**Task requirements**: Lines from the one containing "What's the underlying" through the end of the data are to be returned exactly, and no others.

**Listing**:
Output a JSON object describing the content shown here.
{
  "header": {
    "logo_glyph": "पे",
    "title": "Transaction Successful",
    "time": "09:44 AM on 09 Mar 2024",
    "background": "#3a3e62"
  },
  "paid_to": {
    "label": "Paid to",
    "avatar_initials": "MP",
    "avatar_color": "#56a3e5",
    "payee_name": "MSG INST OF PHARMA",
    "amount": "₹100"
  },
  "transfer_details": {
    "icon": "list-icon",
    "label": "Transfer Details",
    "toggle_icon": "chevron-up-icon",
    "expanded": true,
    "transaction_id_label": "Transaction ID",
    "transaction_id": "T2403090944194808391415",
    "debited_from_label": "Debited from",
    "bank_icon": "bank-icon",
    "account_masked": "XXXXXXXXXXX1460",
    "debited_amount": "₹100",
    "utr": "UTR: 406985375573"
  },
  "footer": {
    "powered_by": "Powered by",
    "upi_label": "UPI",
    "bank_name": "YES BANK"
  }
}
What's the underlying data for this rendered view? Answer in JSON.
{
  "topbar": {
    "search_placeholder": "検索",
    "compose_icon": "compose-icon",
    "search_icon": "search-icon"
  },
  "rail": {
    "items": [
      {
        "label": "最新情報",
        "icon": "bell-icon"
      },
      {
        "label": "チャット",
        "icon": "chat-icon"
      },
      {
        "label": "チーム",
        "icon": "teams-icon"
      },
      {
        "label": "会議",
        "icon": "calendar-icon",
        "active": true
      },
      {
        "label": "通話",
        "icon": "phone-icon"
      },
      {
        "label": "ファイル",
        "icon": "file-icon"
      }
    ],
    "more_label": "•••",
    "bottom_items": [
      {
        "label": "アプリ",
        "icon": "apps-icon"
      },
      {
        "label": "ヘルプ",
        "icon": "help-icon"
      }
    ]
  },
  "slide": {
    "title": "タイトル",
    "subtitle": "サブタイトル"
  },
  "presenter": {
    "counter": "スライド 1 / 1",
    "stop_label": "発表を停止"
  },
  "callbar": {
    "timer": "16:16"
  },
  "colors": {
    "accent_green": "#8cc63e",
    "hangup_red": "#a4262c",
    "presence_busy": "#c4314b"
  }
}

**Problem solution**:
What's the underlying data for this rendered view? Answer in JSON.
{
  "topbar": {
    "search_placeholder": "検索",
    "compose_icon": "compose-icon",
    "search_icon": "search-icon"
  },
  "rail": {
    "items": [
      {
        "label": "最新情報",
        "icon": "bell-icon"
      },
      {
        "label": "チャット",
        "icon": "chat-icon"
      },
      {
        "label": "チーム",
        "icon": "teams-icon"
      },
      {
        "label": "会議",
        "icon": "calendar-icon",
        "active": true
      },
      {
        "label": "通話",
        "icon": "phone-icon"
      },
      {
        "label": "ファイル",
        "icon": "file-icon"
      }
    ],
    "more_label": "•••",
    "bottom_items": [
      {
        "label": "アプリ",
        "icon": "apps-icon"
      },
      {
        "label": "ヘルプ",
        "icon": "help-icon"
      }
    ]
  },
  "slide": {
    "title": "タイトル",
    "subtitle": "サブタイトル"
  },
  "presenter": {
    "counter": "スライド 1 / 1",
    "stop_label": "発表を停止"
  },
  "callbar": {
    "timer": "16:16"
  },
  "colors": {
    "accent_green": "#8cc63e",
    "hangup_red": "#a4262c",
    "presence_busy": "#c4314b"
  }
}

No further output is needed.